WRITTEN PROBLEM: Find every line in the records that holds the string "your". Copy each one.

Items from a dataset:
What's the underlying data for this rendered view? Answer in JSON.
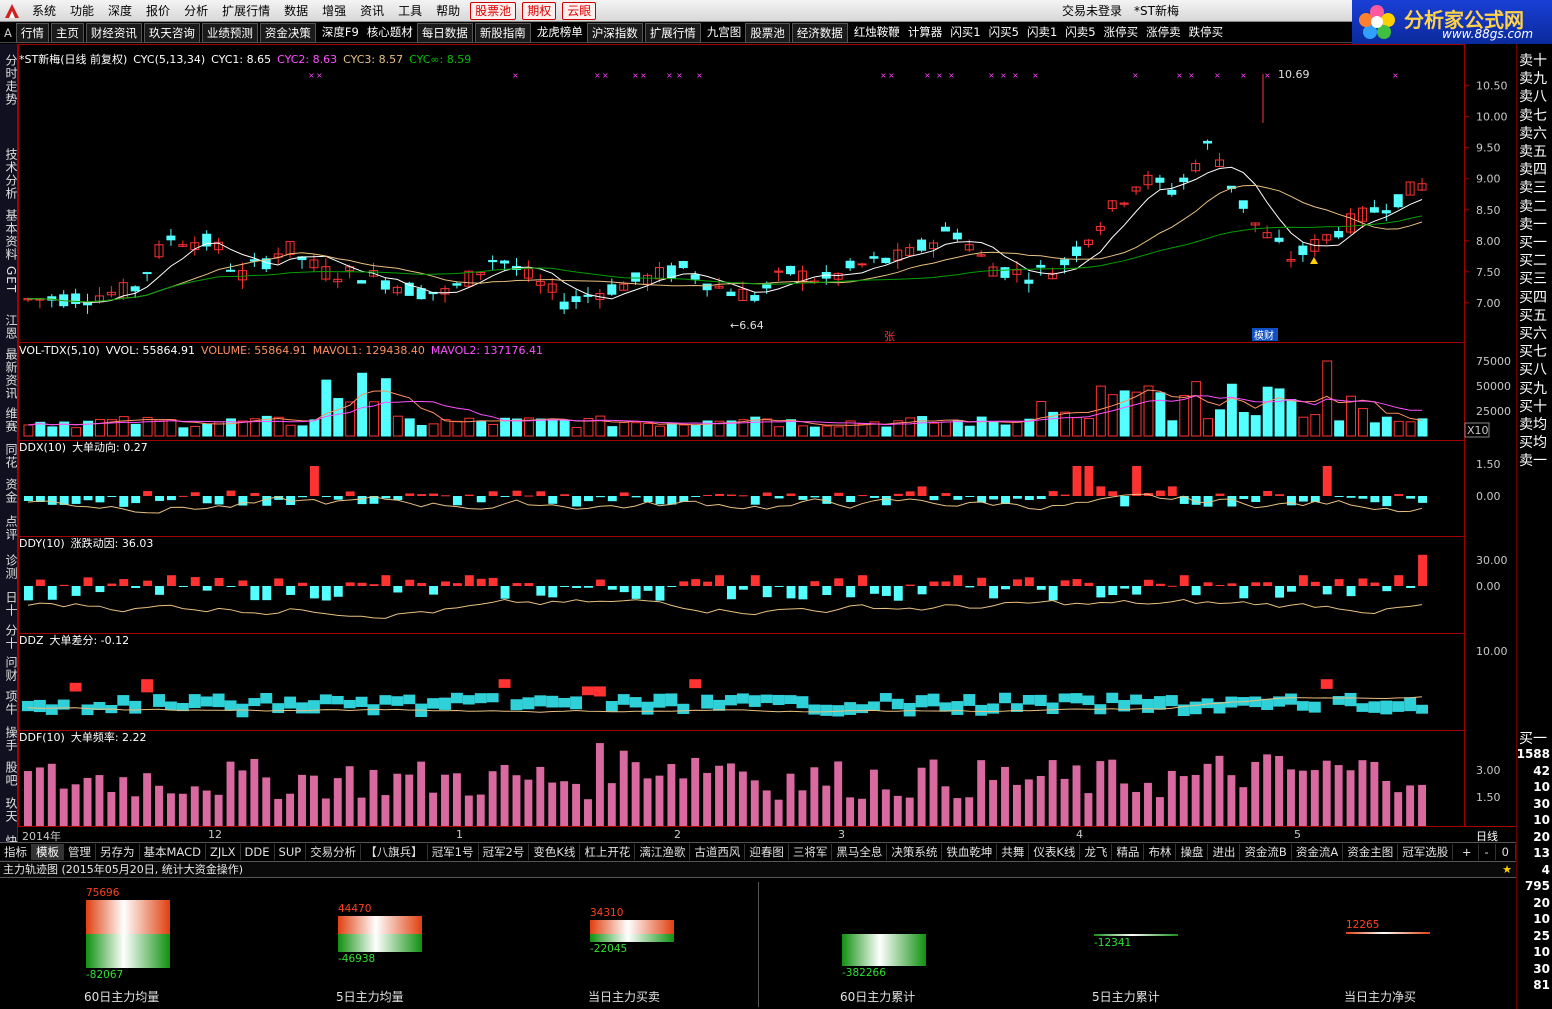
{
  "menu": [
    "系统",
    "功能",
    "深度",
    "报价",
    "分析",
    "扩展行情",
    "数据",
    "增强",
    "资讯",
    "工具",
    "帮助"
  ],
  "menu_red": [
    "股票池",
    "期权",
    "云眼"
  ],
  "menu_right": {
    "trade": "交易未登录",
    "stock": "*ST新梅"
  },
  "brand": {
    "name": "分析家公式网",
    "url": "www.88gs.com"
  },
  "toolbar": [
    "行情",
    "主页",
    "财经资讯",
    "玖天咨询",
    "业绩预测",
    "资金决策",
    "深度F9",
    "核心题材",
    "每日数据",
    "新股指南",
    "龙虎榜单",
    "沪深指数",
    "扩展行情",
    "九宫图",
    "股票池",
    "经济数据",
    "红烛鞍鞭",
    "计算器",
    "闪买1",
    "闪买5",
    "闪卖1",
    "闪卖5",
    "涨停买",
    "涨停卖",
    "跌停买"
  ],
  "left_tabs": [
    "分时走势",
    "技术分析",
    "基本资料",
    "GET",
    "江恩",
    "最新资讯",
    "维赛",
    "同花",
    "资金",
    "点评",
    "诊测",
    "日十",
    "分十",
    "问财",
    "项牛",
    "操手",
    "股吧",
    "玖天",
    "快讯"
  ],
  "main_title": {
    "name": "*ST新梅(日线 前复权)",
    "cyc": "CYC(5,13,34)",
    "cyc1": "CYC1: 8.65",
    "cyc2": "CYC2: 8.63",
    "cyc3": "CYC3: 8.57",
    "cycinf": "CYC∞: 8.59"
  },
  "price_axis": [
    "10.50",
    "10.00",
    "9.50",
    "9.00",
    "8.50",
    "8.00",
    "7.50",
    "7.00"
  ],
  "price_high": "10.69",
  "price_low": "6.64",
  "markers": [
    "张",
    "模财"
  ],
  "vol_title": {
    "name": "VOL-TDX(5,10)",
    "vvol": "VVOL: 55864.91",
    "volume": "VOLUME: 55864.91",
    "mavol1": "MAVOL1: 129438.40",
    "mavol2": "MAVOL2: 137176.41"
  },
  "vol_axis": [
    "75000",
    "50000",
    "25000"
  ],
  "vol_unit": "X10",
  "ddx_title": {
    "name": "DDX(10)",
    "desc": "大单动向: 0.27"
  },
  "ddx_axis": [
    "1.50",
    "0.00"
  ],
  "ddy_title": {
    "name": "DDY(10)",
    "desc": "涨跌动因: 36.03"
  },
  "ddy_axis": [
    "30.00",
    "0.00"
  ],
  "ddz_title": {
    "name": "DDZ",
    "desc": "大单差分: -0.12"
  },
  "ddz_axis": [
    "10.00"
  ],
  "ddf_title": {
    "name": "DDF(10)",
    "desc": "大单频率: 2.22"
  },
  "ddf_axis": [
    "3.00",
    "1.50"
  ],
  "date_axis": [
    "2014年",
    "12",
    "1",
    "2",
    "3",
    "4",
    "5"
  ],
  "period": "日线",
  "right_quote": [
    "卖十",
    "卖九",
    "卖八",
    "卖七",
    "卖六",
    "卖五",
    "卖四",
    "卖三",
    "卖二",
    "卖一",
    "买一",
    "买二",
    "买三",
    "买四",
    "买五",
    "买六",
    "买七",
    "买八",
    "买九",
    "买十",
    "卖均",
    "买均",
    "卖一"
  ],
  "right_bottom": {
    "label": "买一",
    "values": [
      "1588",
      "42",
      "10",
      "30",
      "10",
      "20",
      "13",
      "4",
      "795",
      "20",
      "10",
      "25",
      "10",
      "30",
      "81"
    ]
  },
  "tabs": [
    "指标",
    "模板",
    "管理",
    "另存为",
    "基本MACD",
    "ZJLX",
    "DDE",
    "SUP",
    "交易分析",
    "【八旗兵】",
    "冠军1号",
    "冠军2号",
    "变色K线",
    "杠上开花",
    "漓江渔歌",
    "古道西风",
    "迎春图",
    "三将军",
    "黑马全息",
    "决策系统",
    "铁血乾坤",
    "共舞",
    "仪表K线",
    "龙飞",
    "精品",
    "布林",
    "操盘",
    "进出",
    "资金流B",
    "资金流A",
    "资金主图",
    "冠军选股"
  ],
  "tab_ctrl": [
    "+",
    "-",
    "0"
  ],
  "bottom_title": "主力轨迹图 (2015年05月20日, 统计大资金操作)",
  "flows": [
    {
      "label": "60日主力均量",
      "top": "75696",
      "bot": "-82067"
    },
    {
      "label": "5日主力均量",
      "top": "44470",
      "bot": "-46938"
    },
    {
      "label": "当日主力买卖",
      "top": "34310",
      "bot": "-22045"
    },
    {
      "label": "60日主力累计",
      "top": "",
      "bot": "-382266"
    },
    {
      "label": "5日主力累计",
      "top": "",
      "bot": "-12341"
    },
    {
      "label": "当日主力净买",
      "top": "12265",
      "bot": ""
    }
  ],
  "colors": {
    "up": "#ff3232",
    "down": "#54ffff",
    "grid": "#a00000",
    "ma": "#ffffff",
    "ma2": "#e8c080",
    "ma3": "#00a000"
  }
}
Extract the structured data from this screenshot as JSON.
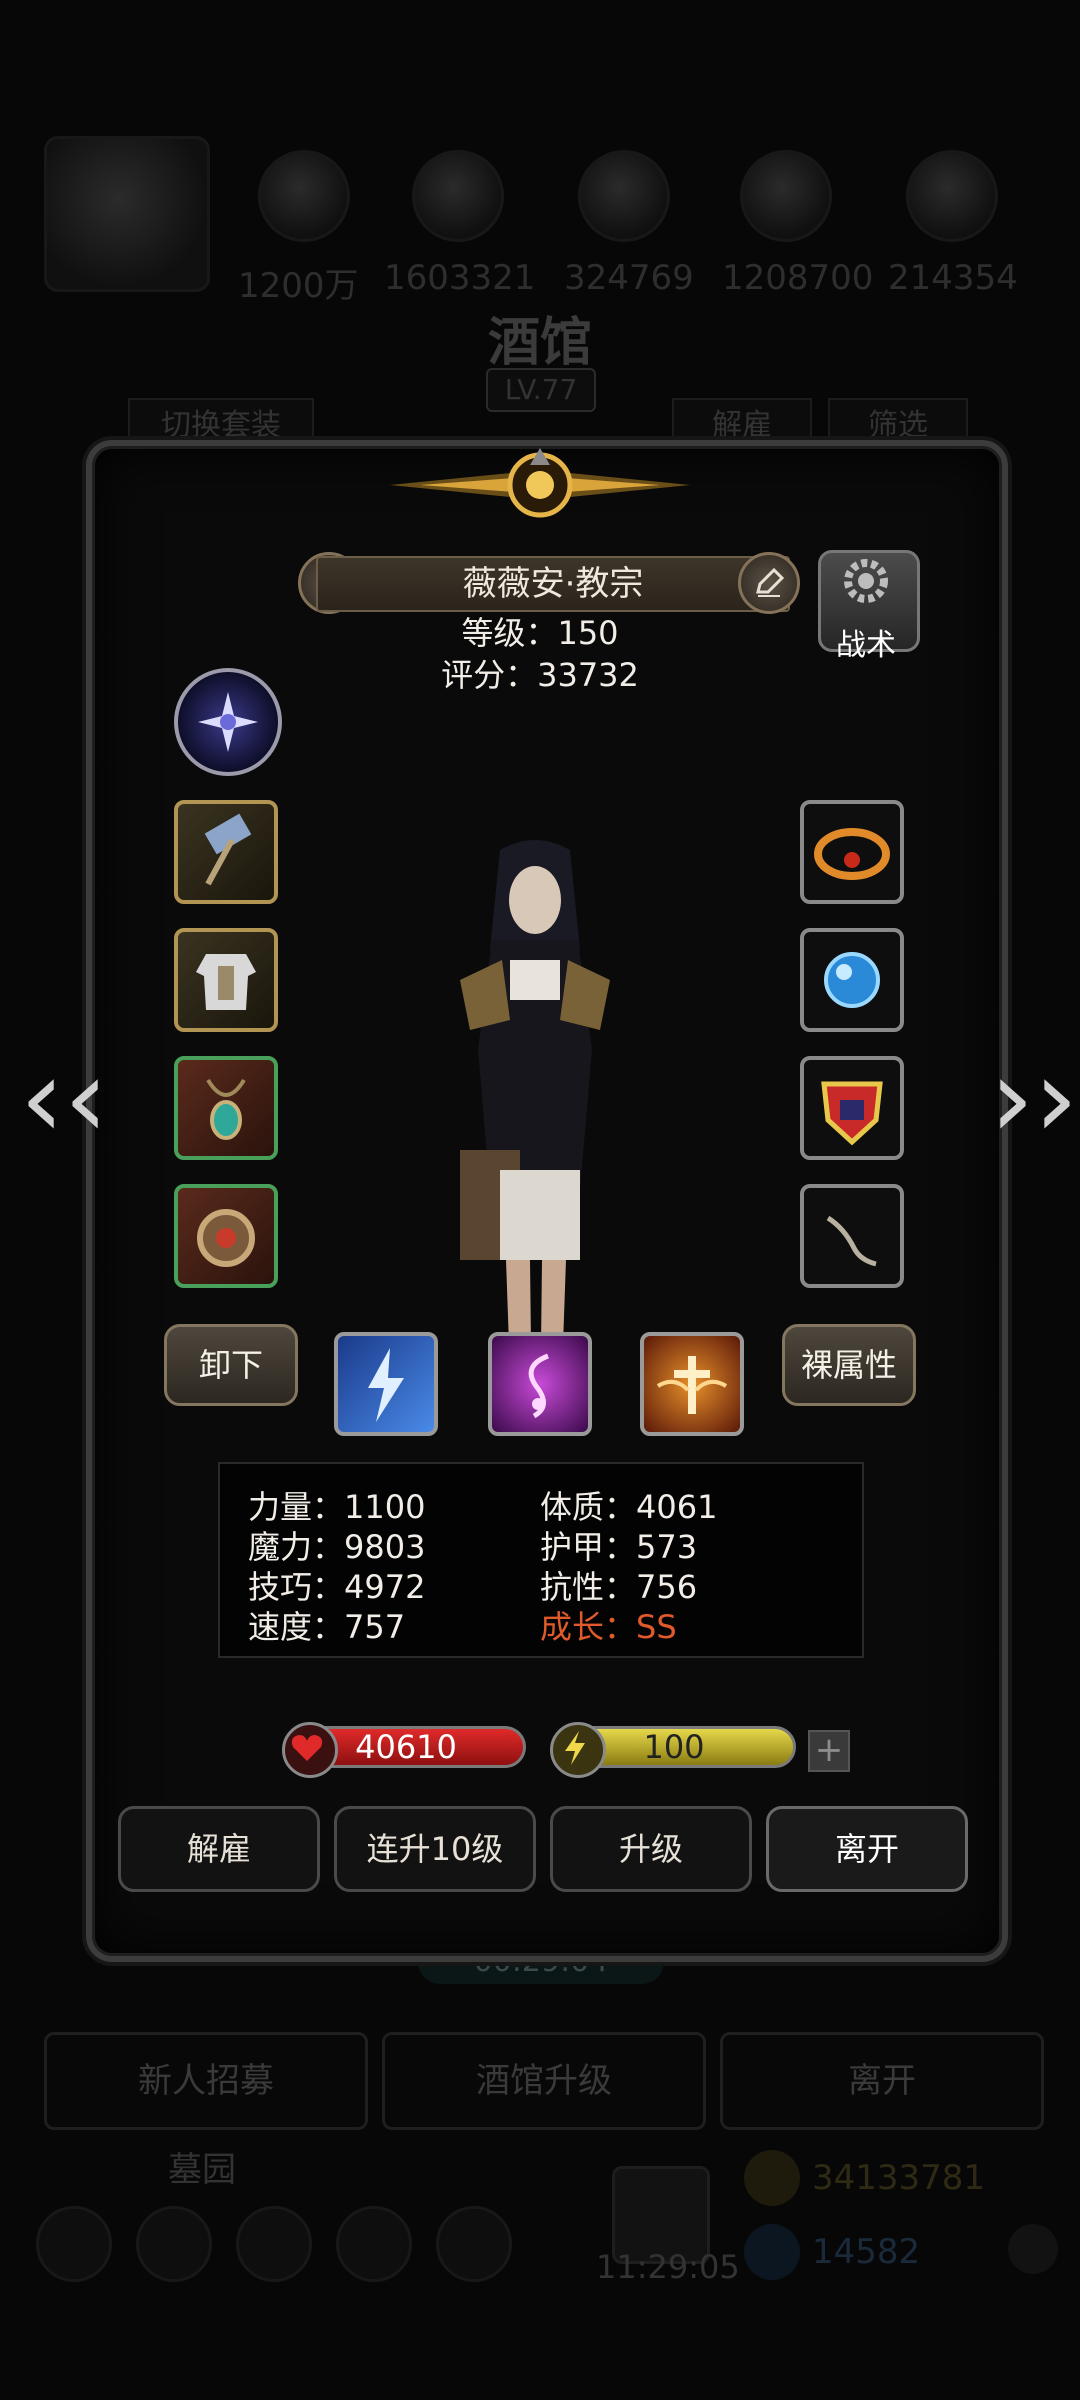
{
  "background": {
    "resources": [
      "1200万",
      "1603321",
      "324769",
      "1208700",
      "214354"
    ],
    "title": "酒馆",
    "level": "LV.77",
    "tabs": [
      "切换套装",
      "解雇",
      "筛选"
    ],
    "timer": "00:29:04",
    "bottom_buttons": [
      "新人招募",
      "酒馆升级",
      "离开"
    ],
    "section_label": "墓园",
    "clock": "11:29:05",
    "currency_1": "34133781",
    "currency_2": "14582"
  },
  "hero": {
    "name": "薇薇安·教宗",
    "level_line": "等级：150",
    "score_line": "评分：33732",
    "tactic_label": "战术"
  },
  "equipment": {
    "left_slots": [
      "hammer-icon",
      "armor-icon",
      "amulet-icon",
      "ring-icon"
    ],
    "right_slots": [
      "flame-icon",
      "orb-icon",
      "rank-badge-icon",
      "staff-icon"
    ]
  },
  "skills": [
    "lightning-skill-icon",
    "music-skill-icon",
    "holy-cross-skill-icon"
  ],
  "buttons": {
    "unequip": "卸下",
    "base_attr": "裸属性",
    "dismiss": "解雇",
    "level_up_10": "连升10级",
    "level_up": "升级",
    "leave": "离开"
  },
  "stats": {
    "strength": "力量：1100",
    "magic": "魔力：9803",
    "skill": "技巧：4972",
    "speed": "速度：757",
    "constitution": "体质：4061",
    "armor": "护甲：573",
    "resistance": "抗性：756",
    "growth": "成长：SS"
  },
  "bars": {
    "hp": "40610",
    "energy": "100",
    "plus": "+"
  },
  "colors": {
    "growth": "#e05a2b",
    "hp": "#c81c1c",
    "energy": "#d8c83a"
  }
}
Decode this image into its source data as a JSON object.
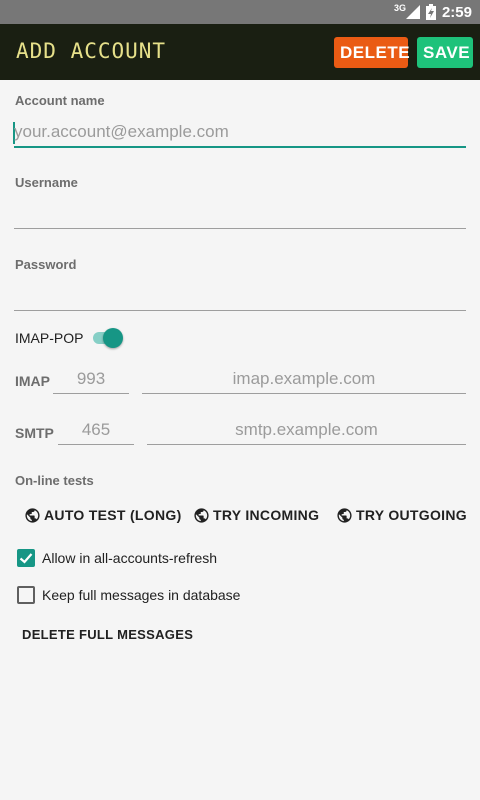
{
  "status": {
    "network": "3G",
    "time": "2:59"
  },
  "appbar": {
    "title": "ADD ACCOUNT",
    "delete_label": "DELETE",
    "save_label": "SAVE"
  },
  "form": {
    "account_name": {
      "label": "Account name",
      "placeholder": "your.account@example.com",
      "value": ""
    },
    "username": {
      "label": "Username",
      "value": ""
    },
    "password": {
      "label": "Password",
      "value": ""
    },
    "protocol": {
      "label": "IMAP-POP",
      "toggle_on": true
    },
    "imap": {
      "label": "IMAP",
      "port_placeholder": "993",
      "host_placeholder": "imap.example.com"
    },
    "smtp": {
      "label": "SMTP",
      "port_placeholder": "465",
      "host_placeholder": "smtp.example.com"
    }
  },
  "tests": {
    "label": "On-line tests",
    "buttons": [
      {
        "label": "AUTO TEST (LONG)",
        "icon": "globe-icon"
      },
      {
        "label": "TRY INCOMING",
        "icon": "globe-icon"
      },
      {
        "label": "TRY OUTGOING",
        "icon": "globe-icon"
      }
    ]
  },
  "options": [
    {
      "label": "Allow in all-accounts-refresh",
      "checked": true
    },
    {
      "label": "Keep full messages in database",
      "checked": false
    }
  ],
  "delete_full_label": "DELETE FULL MESSAGES",
  "colors": {
    "accent": "#169685",
    "appbar": "#1a1f12",
    "title": "#e6e08a",
    "delete": "#ea5b14",
    "save": "#1ec27a"
  }
}
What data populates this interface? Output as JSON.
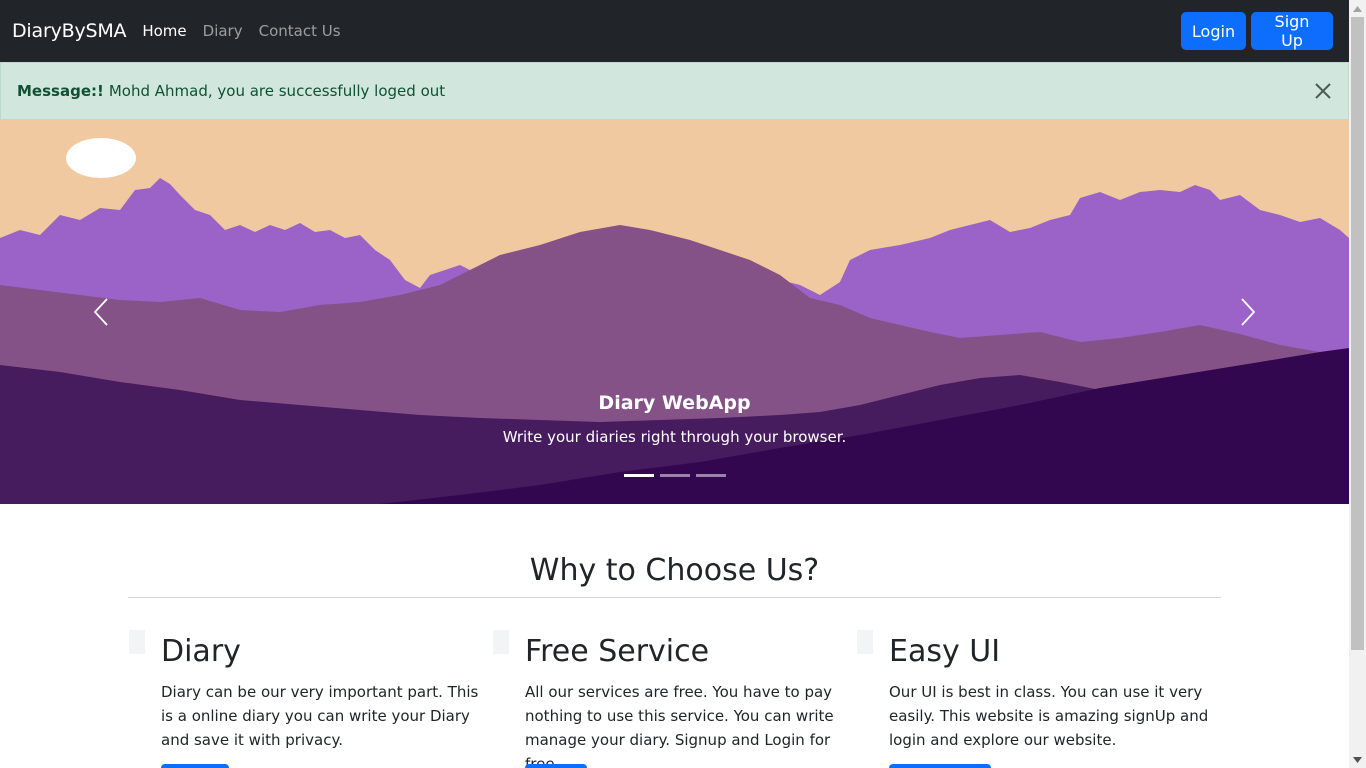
{
  "navbar": {
    "brand": "DiaryBySMA",
    "links": [
      {
        "label": "Home",
        "active": true
      },
      {
        "label": "Diary",
        "active": false
      },
      {
        "label": "Contact Us",
        "active": false
      }
    ],
    "login_label": "Login",
    "signup_label": "Sign Up"
  },
  "alert": {
    "label": "Message:!",
    "text": "Mohd Ahmad, you are successfully loged out"
  },
  "carousel": {
    "title": "Diary WebApp",
    "text": "Write your diaries right through your browser.",
    "slide_count": 3,
    "active_slide": 1
  },
  "why": {
    "title": "Why to Choose Us?",
    "features": [
      {
        "title": "Diary",
        "text": "Diary can be our very important part. This is a online diary you can write your Diary and save it with privacy."
      },
      {
        "title": "Free Service",
        "text": "All our services are free. You have to pay nothing to use this service. You can write manage your diary. Signup and Login for free."
      },
      {
        "title": "Easy UI",
        "text": "Our UI is best in class. You can use it very easily. This website is amazing signUp and login and explore our website."
      }
    ]
  },
  "colors": {
    "navbar_bg": "#212529",
    "primary": "#0d6efd",
    "alert_bg": "#d1e7dd",
    "alert_text": "#0f5132",
    "sky": "#f1c9a1",
    "mountain_light": "#9b62c8",
    "mountain_mid": "#845287",
    "mountain_dark": "#461c5e",
    "mountain_darkest": "#32074f"
  }
}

SOLUTION TO THE EXERCISE:
      "placeholder": "your.account@example.com",
    "text": "Write your diaries right through your browser.",
        "text": "Diary can be our very important part. This is a online diary you can write your Diary and save it with privacy."
        "text": "All our services are free. You have to pay nothing to use this service. You can write manage your diary. Signup and Login for free."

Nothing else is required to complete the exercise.